* _TEXT SHOWN_:
I hope to be able to get a full training done (duh) but I would also like to learn about some of the intuition people have to figure out these problems on their own!
Solution
Firstly, check for NaNs or inf in your dataset.
You could try different optimizers, e.g. rmsprop. Learning rate could be smaller, though I haven't used anything lower than 0.0001 (which is what you're using) myself.
I thought that it was pretty standard to use relu but I saw on the internet somewhere someone talking about using tanh, tried it, no dice
Try leaky relu, elu if you're concerned about this.

* _WHAT THIS TASK INVOLVES_: Reproduce word for word the part of the training troubleshooting text starting with "I hope to be" and going on through "on their own!".

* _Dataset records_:
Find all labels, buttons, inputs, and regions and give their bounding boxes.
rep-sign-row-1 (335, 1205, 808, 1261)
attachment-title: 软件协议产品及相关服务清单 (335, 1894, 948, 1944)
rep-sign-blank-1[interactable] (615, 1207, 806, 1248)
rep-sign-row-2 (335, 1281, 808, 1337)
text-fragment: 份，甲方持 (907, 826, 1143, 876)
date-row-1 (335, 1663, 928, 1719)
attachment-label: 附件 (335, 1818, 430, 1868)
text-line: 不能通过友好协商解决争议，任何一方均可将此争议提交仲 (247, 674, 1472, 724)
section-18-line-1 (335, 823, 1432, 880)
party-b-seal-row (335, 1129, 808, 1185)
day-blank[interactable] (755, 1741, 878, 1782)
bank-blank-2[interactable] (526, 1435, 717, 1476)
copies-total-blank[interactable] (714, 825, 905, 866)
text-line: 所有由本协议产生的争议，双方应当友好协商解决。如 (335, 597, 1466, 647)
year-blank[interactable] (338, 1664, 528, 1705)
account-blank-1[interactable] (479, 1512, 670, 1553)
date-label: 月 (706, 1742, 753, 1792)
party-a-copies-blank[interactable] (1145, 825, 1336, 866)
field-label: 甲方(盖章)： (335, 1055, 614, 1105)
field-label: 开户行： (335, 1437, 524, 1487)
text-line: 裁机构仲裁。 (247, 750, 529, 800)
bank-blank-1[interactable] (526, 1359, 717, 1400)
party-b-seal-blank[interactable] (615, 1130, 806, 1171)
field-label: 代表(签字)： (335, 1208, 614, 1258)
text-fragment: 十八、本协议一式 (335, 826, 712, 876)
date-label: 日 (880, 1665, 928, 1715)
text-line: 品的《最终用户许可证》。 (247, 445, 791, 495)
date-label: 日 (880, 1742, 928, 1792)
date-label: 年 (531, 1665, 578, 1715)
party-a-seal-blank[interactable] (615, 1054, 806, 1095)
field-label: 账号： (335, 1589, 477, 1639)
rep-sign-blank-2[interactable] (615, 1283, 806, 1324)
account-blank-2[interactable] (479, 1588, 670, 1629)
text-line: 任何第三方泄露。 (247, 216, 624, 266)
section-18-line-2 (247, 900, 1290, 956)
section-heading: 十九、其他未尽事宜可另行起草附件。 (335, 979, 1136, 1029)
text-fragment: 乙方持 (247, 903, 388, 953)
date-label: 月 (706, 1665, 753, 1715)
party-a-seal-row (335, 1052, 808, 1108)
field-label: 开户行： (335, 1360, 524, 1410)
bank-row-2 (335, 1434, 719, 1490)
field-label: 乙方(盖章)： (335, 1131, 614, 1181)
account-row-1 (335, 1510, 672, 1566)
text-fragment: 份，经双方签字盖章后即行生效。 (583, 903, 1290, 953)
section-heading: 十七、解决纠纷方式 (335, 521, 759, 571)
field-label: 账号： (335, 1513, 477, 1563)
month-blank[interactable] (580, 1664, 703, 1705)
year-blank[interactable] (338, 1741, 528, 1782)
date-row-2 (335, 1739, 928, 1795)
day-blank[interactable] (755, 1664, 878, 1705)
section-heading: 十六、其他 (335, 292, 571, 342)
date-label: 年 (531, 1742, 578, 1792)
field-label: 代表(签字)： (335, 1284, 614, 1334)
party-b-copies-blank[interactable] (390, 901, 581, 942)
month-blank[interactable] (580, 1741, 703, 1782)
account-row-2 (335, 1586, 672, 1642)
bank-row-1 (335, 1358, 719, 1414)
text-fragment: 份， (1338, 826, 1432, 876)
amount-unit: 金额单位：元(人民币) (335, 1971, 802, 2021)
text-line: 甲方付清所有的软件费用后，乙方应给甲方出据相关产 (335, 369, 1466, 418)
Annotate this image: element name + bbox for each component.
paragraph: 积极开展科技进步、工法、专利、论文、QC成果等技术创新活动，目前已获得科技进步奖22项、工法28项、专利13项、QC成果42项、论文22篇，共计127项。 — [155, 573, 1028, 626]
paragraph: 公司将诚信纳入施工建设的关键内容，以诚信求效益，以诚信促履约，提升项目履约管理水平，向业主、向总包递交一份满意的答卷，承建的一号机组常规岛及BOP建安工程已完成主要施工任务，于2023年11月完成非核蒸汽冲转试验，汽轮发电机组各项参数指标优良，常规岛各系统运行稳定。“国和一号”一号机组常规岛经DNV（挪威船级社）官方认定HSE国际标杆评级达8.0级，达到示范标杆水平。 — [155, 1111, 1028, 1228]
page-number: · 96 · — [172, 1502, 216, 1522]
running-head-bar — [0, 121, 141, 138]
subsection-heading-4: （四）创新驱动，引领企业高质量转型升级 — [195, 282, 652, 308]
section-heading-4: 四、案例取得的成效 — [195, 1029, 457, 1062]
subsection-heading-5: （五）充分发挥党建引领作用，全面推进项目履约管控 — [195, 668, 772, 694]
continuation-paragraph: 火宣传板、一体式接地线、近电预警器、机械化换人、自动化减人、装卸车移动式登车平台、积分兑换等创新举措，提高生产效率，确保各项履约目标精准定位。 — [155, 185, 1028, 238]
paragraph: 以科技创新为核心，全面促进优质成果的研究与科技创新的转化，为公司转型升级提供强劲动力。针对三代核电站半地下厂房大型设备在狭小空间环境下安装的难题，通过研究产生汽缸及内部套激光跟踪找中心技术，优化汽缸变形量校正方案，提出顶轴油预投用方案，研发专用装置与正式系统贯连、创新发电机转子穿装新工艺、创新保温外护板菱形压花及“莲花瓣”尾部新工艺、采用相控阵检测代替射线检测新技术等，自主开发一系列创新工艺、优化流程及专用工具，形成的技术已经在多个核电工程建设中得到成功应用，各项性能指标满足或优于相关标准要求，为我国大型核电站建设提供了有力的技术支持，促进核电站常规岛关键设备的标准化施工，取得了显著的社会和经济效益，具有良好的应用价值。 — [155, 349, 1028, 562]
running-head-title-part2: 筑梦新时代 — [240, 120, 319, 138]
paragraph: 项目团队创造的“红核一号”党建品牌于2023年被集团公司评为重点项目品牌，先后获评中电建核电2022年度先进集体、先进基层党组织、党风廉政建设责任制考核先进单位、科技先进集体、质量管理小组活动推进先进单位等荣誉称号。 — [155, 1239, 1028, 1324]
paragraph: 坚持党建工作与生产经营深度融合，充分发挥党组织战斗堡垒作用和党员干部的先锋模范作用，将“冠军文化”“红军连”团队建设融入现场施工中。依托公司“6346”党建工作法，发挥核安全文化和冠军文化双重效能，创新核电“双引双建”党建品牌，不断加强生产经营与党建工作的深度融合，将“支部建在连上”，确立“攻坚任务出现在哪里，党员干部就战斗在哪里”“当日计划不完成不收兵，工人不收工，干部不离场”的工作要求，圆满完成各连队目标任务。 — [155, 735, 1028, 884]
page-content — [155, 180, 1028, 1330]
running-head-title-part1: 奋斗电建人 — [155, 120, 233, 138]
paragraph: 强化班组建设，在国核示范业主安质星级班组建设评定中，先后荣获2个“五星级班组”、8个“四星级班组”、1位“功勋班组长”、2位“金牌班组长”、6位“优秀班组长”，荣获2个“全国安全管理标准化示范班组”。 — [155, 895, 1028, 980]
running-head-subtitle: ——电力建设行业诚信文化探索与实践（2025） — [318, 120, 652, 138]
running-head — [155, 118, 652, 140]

* _EXERCISE RESPONSE_:
I hope to be able to get a full training done (duh) but I would also like to learn about some of the intuition people have to figure out these problems on their own!